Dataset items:

§ §

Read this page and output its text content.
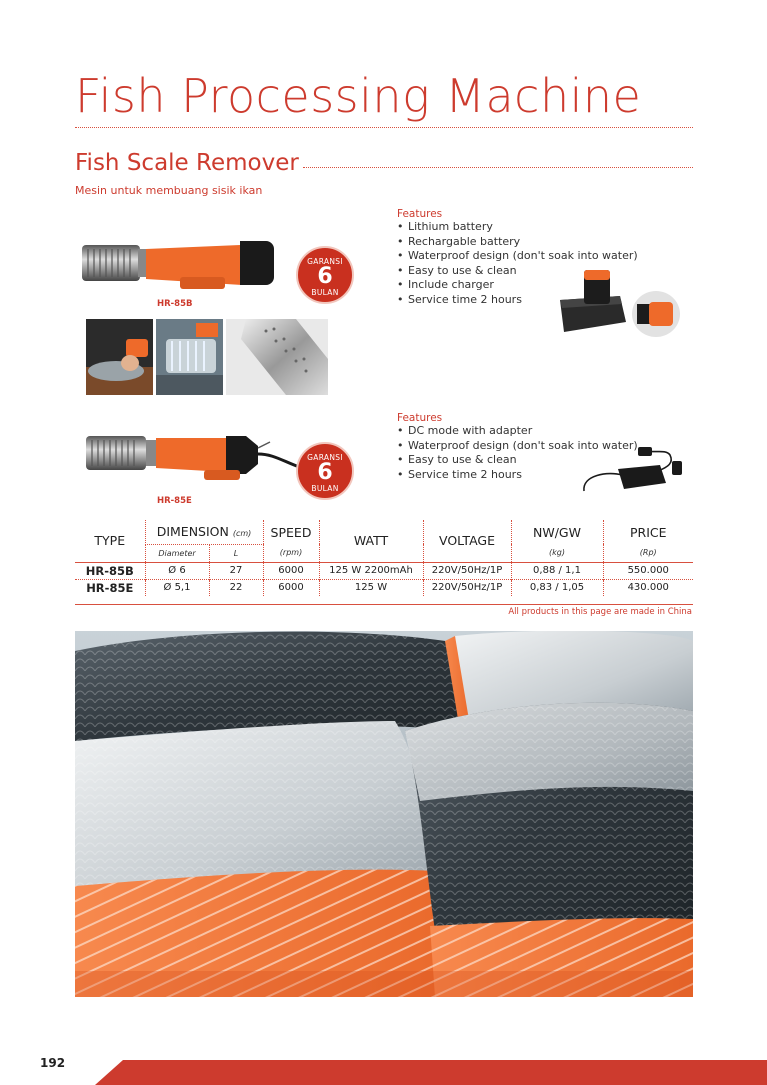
Fish Processing Machine
Fish Scale Remover
Mesin untuk membuang sisik ikan
HR-85B
GARANSI
6
BULAN
Features
• Lithium battery
• Rechargable battery
• Waterproof design (don't soak into water)
• Easy to use & clean
• Include charger
• Service time 2 hours
HR-85E
GARANSI
6
BULAN
Features
• DC mode with adapter
• Waterproof design (don't soak into water)
• Easy to use & clean
• Service time 2 hours
TYPE	DIMENSION (cm)		SPEED	WATT	VOLTAGE	NW/GW	PRICE
	Diameter	L	(rpm)			(kg)	(Rp)
HR-85B	Ø 6	27	6000	125 W 2200mAh	220V/50Hz/1P	0,88 / 1,1	550.000
HR-85E	Ø 5,1	22	6000	125 W	220V/50Hz/1P	0,83 / 1,05	430.000
All products in this page are made in China
192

§ §

Leave the images out, please, and restate each line word for word.

Read this page and output its text content.
Fish Processing Machine
Fish Scale Remover
Mesin untuk membuang sisik ikan
HR-85B
GARANSI
6
BULAN
Features
• Lithium battery
• Rechargable battery
• Waterproof design (don't soak into water)
• Easy to use & clean
• Include charger
• Service time 2 hours
HR-85E
GARANSI
6
BULAN
Features
• DC mode with adapter
• Waterproof design (don't soak into water)
• Easy to use & clean
• Service time 2 hours
TYPE	DIMENSION (cm)		SPEED	WATT	VOLTAGE	NW/GW	PRICE
	Diameter	L	(rpm)			(kg)	(Rp)
HR-85B	Ø 6	27	6000	125 W 2200mAh	220V/50Hz/1P	0,88 / 1,1	550.000
HR-85E	Ø 5,1	22	6000	125 W	220V/50Hz/1P	0,83 / 1,05	430.000
All products in this page are made in China
192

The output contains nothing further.